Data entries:
• • • • • • •
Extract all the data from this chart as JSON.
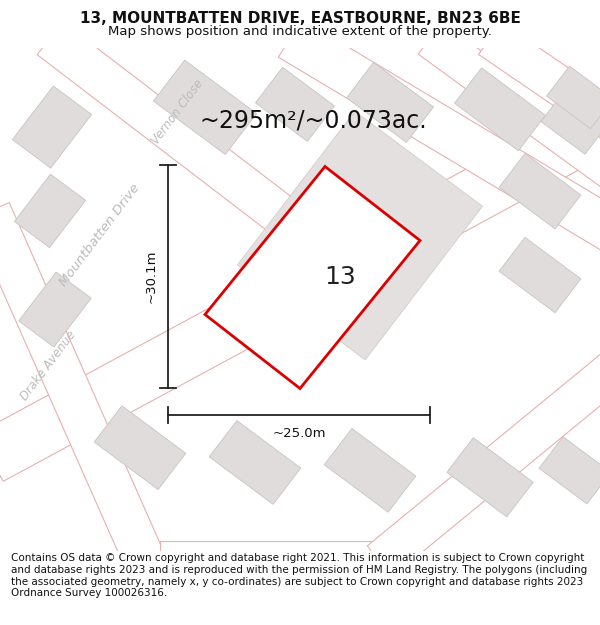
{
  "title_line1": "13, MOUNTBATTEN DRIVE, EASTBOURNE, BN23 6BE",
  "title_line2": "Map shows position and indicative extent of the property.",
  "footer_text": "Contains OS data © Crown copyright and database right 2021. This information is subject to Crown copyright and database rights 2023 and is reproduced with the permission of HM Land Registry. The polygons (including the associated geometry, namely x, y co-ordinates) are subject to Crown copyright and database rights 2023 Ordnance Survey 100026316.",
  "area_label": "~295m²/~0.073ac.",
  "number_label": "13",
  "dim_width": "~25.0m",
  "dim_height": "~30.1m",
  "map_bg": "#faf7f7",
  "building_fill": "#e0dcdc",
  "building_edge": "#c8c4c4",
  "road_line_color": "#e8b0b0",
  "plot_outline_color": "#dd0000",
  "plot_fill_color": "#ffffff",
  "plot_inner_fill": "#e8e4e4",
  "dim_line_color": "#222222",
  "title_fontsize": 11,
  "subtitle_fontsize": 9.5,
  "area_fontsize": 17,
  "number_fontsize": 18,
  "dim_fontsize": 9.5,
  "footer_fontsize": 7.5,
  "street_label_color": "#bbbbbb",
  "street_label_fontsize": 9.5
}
• • • • • • •
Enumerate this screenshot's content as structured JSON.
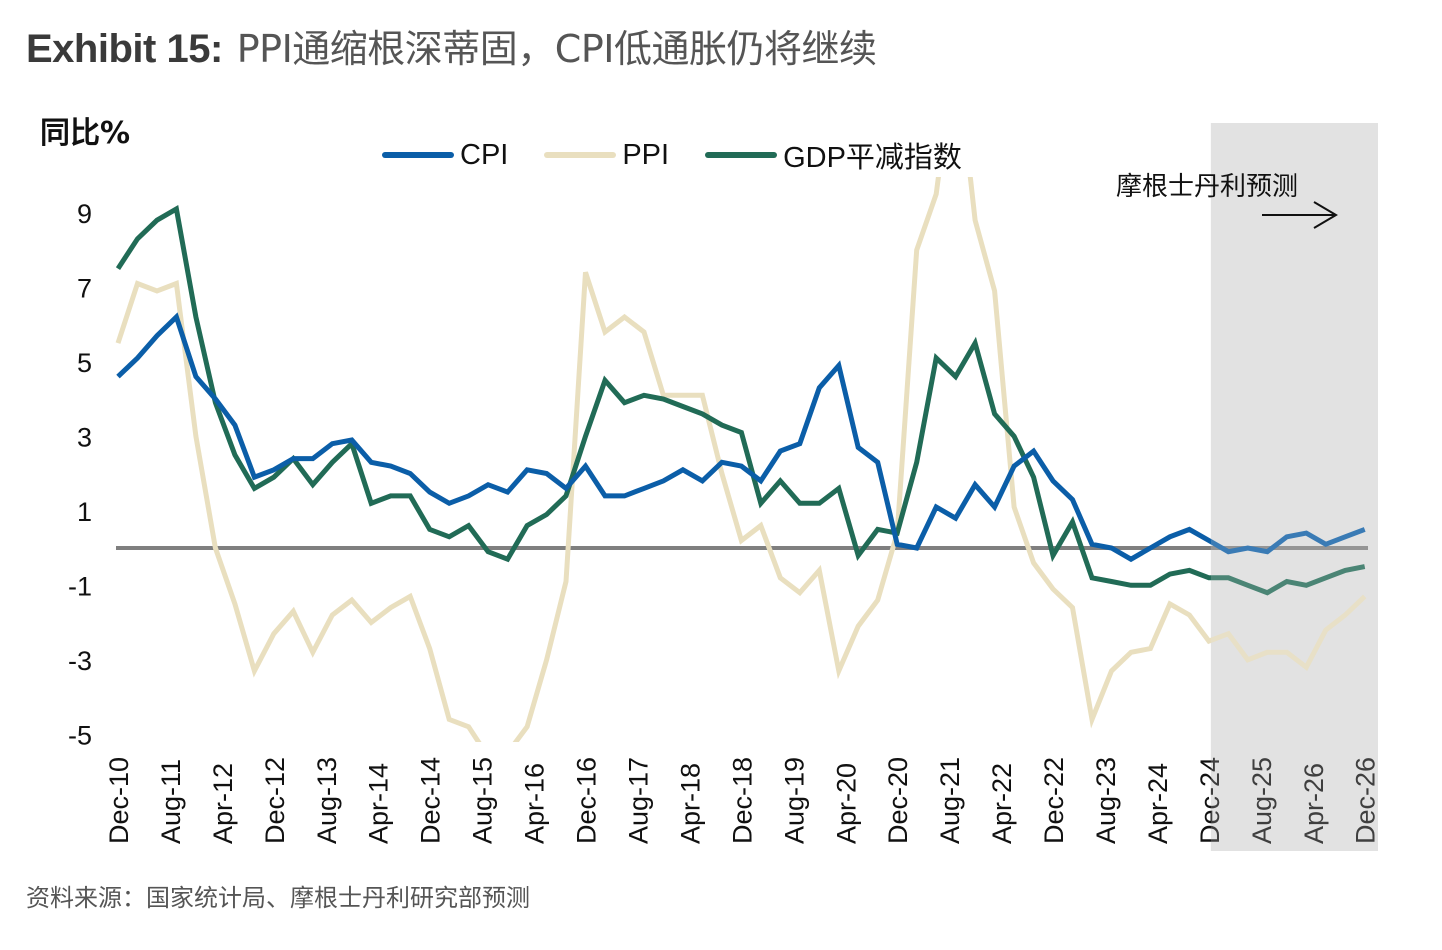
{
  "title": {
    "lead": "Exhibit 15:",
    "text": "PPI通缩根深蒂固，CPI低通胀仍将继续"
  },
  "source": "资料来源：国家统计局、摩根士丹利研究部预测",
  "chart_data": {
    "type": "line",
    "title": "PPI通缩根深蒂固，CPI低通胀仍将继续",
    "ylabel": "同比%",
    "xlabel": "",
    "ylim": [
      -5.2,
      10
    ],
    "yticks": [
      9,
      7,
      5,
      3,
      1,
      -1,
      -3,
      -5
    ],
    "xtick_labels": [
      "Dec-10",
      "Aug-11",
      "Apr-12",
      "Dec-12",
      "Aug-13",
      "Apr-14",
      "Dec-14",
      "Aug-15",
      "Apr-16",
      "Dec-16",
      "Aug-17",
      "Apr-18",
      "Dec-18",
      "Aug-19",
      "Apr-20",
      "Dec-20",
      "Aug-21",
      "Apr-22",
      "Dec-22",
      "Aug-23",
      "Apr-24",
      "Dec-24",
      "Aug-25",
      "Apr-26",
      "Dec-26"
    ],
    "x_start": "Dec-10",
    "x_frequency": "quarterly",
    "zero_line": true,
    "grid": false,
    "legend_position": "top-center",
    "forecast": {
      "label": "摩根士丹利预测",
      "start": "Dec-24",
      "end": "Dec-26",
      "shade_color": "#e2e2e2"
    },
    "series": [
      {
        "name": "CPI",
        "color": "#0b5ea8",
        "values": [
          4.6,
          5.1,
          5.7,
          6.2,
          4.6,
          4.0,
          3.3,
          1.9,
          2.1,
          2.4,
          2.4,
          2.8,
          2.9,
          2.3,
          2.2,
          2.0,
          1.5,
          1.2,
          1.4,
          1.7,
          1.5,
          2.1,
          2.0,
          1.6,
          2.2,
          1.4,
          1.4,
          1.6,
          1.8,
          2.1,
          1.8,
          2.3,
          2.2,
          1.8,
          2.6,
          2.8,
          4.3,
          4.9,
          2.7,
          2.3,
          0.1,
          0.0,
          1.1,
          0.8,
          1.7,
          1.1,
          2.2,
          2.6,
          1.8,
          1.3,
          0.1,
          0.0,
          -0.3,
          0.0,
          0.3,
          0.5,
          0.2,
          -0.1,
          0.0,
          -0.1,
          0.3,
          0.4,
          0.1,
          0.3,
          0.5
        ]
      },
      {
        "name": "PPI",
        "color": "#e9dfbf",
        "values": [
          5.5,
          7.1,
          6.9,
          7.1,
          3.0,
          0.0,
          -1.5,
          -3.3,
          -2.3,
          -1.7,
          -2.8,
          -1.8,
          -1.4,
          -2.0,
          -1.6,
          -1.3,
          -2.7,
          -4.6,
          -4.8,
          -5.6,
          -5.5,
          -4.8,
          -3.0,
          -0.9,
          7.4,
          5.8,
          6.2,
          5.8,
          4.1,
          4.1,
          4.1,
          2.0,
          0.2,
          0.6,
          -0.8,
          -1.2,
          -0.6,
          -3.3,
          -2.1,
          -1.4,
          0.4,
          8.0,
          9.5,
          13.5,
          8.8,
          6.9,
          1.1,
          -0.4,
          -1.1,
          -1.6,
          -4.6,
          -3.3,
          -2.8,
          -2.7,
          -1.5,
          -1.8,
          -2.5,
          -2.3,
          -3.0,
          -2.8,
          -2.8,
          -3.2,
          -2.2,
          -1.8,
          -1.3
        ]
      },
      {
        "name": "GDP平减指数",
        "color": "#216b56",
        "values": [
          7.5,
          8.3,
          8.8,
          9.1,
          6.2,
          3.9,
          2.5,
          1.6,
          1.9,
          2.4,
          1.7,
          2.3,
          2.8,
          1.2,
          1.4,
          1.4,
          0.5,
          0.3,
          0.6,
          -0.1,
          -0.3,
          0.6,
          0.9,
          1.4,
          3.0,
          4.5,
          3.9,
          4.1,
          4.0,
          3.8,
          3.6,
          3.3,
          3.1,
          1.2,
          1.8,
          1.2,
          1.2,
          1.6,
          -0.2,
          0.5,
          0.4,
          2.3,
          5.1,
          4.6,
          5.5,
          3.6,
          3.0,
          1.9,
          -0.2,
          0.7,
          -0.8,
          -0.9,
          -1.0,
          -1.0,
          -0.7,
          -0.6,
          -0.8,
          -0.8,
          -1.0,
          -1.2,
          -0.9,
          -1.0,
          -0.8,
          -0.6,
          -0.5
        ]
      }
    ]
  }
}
• • • • • • •
* AIM OF THE TASK
Find each line holding the word "PPI通缩根深蒂固" and copy it.

* TASK RESULT
    "text": "PPI通缩根深蒂固，CPI低通胀仍将继续"
    "title": "PPI通缩根深蒂固，CPI低通胀仍将继续",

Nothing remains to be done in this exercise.